Items from a figure collection
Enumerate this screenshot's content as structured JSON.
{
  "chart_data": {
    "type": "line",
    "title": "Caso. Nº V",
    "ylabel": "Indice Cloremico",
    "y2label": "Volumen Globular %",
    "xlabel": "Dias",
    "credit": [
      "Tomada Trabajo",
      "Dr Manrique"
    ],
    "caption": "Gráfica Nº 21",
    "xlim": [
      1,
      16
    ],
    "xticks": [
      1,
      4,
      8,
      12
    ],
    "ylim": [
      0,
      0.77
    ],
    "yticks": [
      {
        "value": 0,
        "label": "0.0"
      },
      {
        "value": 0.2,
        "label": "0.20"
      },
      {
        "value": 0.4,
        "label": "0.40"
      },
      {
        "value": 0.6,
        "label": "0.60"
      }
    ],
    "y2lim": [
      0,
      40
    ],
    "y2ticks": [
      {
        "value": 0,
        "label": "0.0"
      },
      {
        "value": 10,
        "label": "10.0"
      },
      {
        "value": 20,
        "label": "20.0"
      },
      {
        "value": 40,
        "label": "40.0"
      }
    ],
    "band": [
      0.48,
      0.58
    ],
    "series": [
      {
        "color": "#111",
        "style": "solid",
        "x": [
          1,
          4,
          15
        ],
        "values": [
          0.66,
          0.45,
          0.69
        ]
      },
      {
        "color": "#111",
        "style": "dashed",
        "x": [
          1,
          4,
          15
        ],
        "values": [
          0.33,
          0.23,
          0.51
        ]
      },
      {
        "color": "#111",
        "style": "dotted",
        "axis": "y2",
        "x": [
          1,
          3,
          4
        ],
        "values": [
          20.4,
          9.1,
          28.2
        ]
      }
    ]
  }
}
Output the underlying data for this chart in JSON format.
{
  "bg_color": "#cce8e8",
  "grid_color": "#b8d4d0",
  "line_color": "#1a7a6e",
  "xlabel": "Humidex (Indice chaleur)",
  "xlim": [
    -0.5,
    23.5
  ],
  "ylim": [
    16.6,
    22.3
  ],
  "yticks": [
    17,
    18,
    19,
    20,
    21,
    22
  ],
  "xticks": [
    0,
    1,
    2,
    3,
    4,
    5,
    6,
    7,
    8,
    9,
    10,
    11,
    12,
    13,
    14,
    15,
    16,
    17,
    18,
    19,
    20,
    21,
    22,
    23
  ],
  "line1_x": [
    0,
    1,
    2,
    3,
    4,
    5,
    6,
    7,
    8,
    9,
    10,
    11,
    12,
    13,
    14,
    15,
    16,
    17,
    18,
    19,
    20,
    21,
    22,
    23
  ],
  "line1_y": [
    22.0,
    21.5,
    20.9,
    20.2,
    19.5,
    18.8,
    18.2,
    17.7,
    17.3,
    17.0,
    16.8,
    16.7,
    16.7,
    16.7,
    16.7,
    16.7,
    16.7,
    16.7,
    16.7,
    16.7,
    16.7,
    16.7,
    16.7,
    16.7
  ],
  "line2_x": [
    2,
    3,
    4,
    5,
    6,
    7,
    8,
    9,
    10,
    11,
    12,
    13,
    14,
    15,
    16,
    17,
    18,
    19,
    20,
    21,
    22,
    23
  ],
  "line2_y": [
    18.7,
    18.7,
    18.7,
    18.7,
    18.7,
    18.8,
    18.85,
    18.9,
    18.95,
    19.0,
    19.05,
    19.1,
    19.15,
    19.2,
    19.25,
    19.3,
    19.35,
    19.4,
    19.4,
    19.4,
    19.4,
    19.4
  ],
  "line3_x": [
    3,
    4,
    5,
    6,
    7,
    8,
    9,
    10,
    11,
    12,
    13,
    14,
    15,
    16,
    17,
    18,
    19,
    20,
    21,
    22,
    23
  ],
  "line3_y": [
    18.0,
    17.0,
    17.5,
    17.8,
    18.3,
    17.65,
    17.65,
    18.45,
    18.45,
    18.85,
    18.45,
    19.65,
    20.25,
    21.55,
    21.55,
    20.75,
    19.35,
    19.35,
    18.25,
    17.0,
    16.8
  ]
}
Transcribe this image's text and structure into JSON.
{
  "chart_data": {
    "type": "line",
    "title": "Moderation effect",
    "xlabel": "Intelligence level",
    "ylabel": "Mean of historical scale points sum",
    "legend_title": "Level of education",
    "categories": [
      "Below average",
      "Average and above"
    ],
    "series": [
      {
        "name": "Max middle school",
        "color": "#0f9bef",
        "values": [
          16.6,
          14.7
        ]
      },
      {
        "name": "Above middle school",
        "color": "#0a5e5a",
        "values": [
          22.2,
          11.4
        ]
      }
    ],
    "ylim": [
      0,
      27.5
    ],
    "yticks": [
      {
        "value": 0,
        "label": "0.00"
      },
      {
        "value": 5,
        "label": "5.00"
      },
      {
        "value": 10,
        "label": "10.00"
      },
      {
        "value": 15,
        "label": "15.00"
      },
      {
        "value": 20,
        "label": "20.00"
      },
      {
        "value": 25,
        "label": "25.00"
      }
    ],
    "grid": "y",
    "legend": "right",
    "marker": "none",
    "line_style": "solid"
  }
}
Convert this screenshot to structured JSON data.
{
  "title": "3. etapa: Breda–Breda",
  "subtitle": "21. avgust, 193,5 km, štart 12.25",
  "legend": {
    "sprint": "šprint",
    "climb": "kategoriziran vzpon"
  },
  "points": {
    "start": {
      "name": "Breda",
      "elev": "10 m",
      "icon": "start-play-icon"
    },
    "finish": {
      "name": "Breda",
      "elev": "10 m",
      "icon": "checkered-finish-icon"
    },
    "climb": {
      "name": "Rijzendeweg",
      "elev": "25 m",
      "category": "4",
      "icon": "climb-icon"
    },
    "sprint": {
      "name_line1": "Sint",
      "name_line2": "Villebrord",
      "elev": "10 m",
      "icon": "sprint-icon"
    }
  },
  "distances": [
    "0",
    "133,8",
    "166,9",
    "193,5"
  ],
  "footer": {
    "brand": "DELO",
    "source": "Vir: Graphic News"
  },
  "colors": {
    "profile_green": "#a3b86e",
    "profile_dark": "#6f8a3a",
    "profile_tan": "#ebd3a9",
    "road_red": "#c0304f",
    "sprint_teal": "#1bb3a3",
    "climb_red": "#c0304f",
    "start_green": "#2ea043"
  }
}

Objective
Your task is to repeat every entry exactly.

Task answer
Enumerate this screenshot's content as structured JSON.
{
  "chart_data": {
    "type": "line",
    "title": "Caso. Nº V",
    "ylabel": "Indice Cloremico",
    "y2label": "Volumen Globular %",
    "xlabel": "Dias",
    "credit": [
      "Tomada Trabajo",
      "Dr Manrique"
    ],
    "caption": "Gráfica Nº 21",
    "xlim": [
      1,
      16
    ],
    "xticks": [
      1,
      4,
      8,
      12
    ],
    "ylim": [
      0,
      0.77
    ],
    "yticks": [
      {
        "value": 0,
        "label": "0.0"
      },
      {
        "value": 0.2,
        "label": "0.20"
      },
      {
        "value": 0.4,
        "label": "0.40"
      },
      {
        "value": 0.6,
        "label": "0.60"
      }
    ],
    "y2lim": [
      0,
      40
    ],
    "y2ticks": [
      {
        "value": 0,
        "label": "0.0"
      },
      {
        "value": 10,
        "label": "10.0"
      },
      {
        "value": 20,
        "label": "20.0"
      },
      {
        "value": 40,
        "label": "40.0"
      }
    ],
    "band": [
      0.48,
      0.58
    ],
    "series": [
      {
        "color": "#111",
        "style": "solid",
        "x": [
          1,
          4,
          15
        ],
        "values": [
          0.66,
          0.45,
          0.69
        ]
      },
      {
        "color": "#111",
        "style": "dashed",
        "x": [
          1,
          4,
          15
        ],
        "values": [
          0.33,
          0.23,
          0.51
        ]
      },
      {
        "color": "#111",
        "style": "dotted",
        "axis": "y2",
        "x": [
          1,
          3,
          4
        ],
        "values": [
          20.4,
          9.1,
          28.2
        ]
      }
    ]
  }
}
Output the underlying data for this chart in JSON format.
{
  "bg_color": "#cce8e8",
  "grid_color": "#b8d4d0",
  "line_color": "#1a7a6e",
  "xlabel": "Humidex (Indice chaleur)",
  "xlim": [
    -0.5,
    23.5
  ],
  "ylim": [
    16.6,
    22.3
  ],
  "yticks": [
    17,
    18,
    19,
    20,
    21,
    22
  ],
  "xticks": [
    0,
    1,
    2,
    3,
    4,
    5,
    6,
    7,
    8,
    9,
    10,
    11,
    12,
    13,
    14,
    15,
    16,
    17,
    18,
    19,
    20,
    21,
    22,
    23
  ],
  "line1_x": [
    0,
    1,
    2,
    3,
    4,
    5,
    6,
    7,
    8,
    9,
    10,
    11,
    12,
    13,
    14,
    15,
    16,
    17,
    18,
    19,
    20,
    21,
    22,
    23
  ],
  "line1_y": [
    22.0,
    21.5,
    20.9,
    20.2,
    19.5,
    18.8,
    18.2,
    17.7,
    17.3,
    17.0,
    16.8,
    16.7,
    16.7,
    16.7,
    16.7,
    16.7,
    16.7,
    16.7,
    16.7,
    16.7,
    16.7,
    16.7,
    16.7,
    16.7
  ],
  "line2_x": [
    2,
    3,
    4,
    5,
    6,
    7,
    8,
    9,
    10,
    11,
    12,
    13,
    14,
    15,
    16,
    17,
    18,
    19,
    20,
    21,
    22,
    23
  ],
  "line2_y": [
    18.7,
    18.7,
    18.7,
    18.7,
    18.7,
    18.8,
    18.85,
    18.9,
    18.95,
    19.0,
    19.05,
    19.1,
    19.15,
    19.2,
    19.25,
    19.3,
    19.35,
    19.4,
    19.4,
    19.4,
    19.4,
    19.4
  ],
  "line3_x": [
    3,
    4,
    5,
    6,
    7,
    8,
    9,
    10,
    11,
    12,
    13,
    14,
    15,
    16,
    17,
    18,
    19,
    20,
    21,
    22,
    23
  ],
  "line3_y": [
    18.0,
    17.0,
    17.5,
    17.8,
    18.3,
    17.65,
    17.65,
    18.45,
    18.45,
    18.85,
    18.45,
    19.65,
    20.25,
    21.55,
    21.55,
    20.75,
    19.35,
    19.35,
    18.25,
    17.0,
    16.8
  ]
}
Transcribe this image's text and structure into JSON.
{
  "chart_data": {
    "type": "line",
    "title": "Moderation effect",
    "xlabel": "Intelligence level",
    "ylabel": "Mean of historical scale points sum",
    "legend_title": "Level of education",
    "categories": [
      "Below average",
      "Average and above"
    ],
    "series": [
      {
        "name": "Max middle school",
        "color": "#0f9bef",
        "values": [
          16.6,
          14.7
        ]
      },
      {
        "name": "Above middle school",
        "color": "#0a5e5a",
        "values": [
          22.2,
          11.4
        ]
      }
    ],
    "ylim": [
      0,
      27.5
    ],
    "yticks": [
      {
        "value": 0,
        "label": "0.00"
      },
      {
        "value": 5,
        "label": "5.00"
      },
      {
        "value": 10,
        "label": "10.00"
      },
      {
        "value": 15,
        "label": "15.00"
      },
      {
        "value": 20,
        "label": "20.00"
      },
      {
        "value": 25,
        "label": "25.00"
      }
    ],
    "grid": "y",
    "legend": "right",
    "marker": "none",
    "line_style": "solid"
  }
}
Convert this screenshot to structured JSON data.
{
  "title": "3. etapa: Breda–Breda",
  "subtitle": "21. avgust, 193,5 km, štart 12.25",
  "legend": {
    "sprint": "šprint",
    "climb": "kategoriziran vzpon"
  },
  "points": {
    "start": {
      "name": "Breda",
      "elev": "10 m",
      "icon": "start-play-icon"
    },
    "finish": {
      "name": "Breda",
      "elev": "10 m",
      "icon": "checkered-finish-icon"
    },
    "climb": {
      "name": "Rijzendeweg",
      "elev": "25 m",
      "category": "4",
      "icon": "climb-icon"
    },
    "sprint": {
      "name_line1": "Sint",
      "name_line2": "Villebrord",
      "elev": "10 m",
      "icon": "sprint-icon"
    }
  },
  "distances": [
    "0",
    "133,8",
    "166,9",
    "193,5"
  ],
  "footer": {
    "brand": "DELO",
    "source": "Vir: Graphic News"
  },
  "colors": {
    "profile_green": "#a3b86e",
    "profile_dark": "#6f8a3a",
    "profile_tan": "#ebd3a9",
    "road_red": "#c0304f",
    "sprint_teal": "#1bb3a3",
    "climb_red": "#c0304f",
    "start_green": "#2ea043"
  }
}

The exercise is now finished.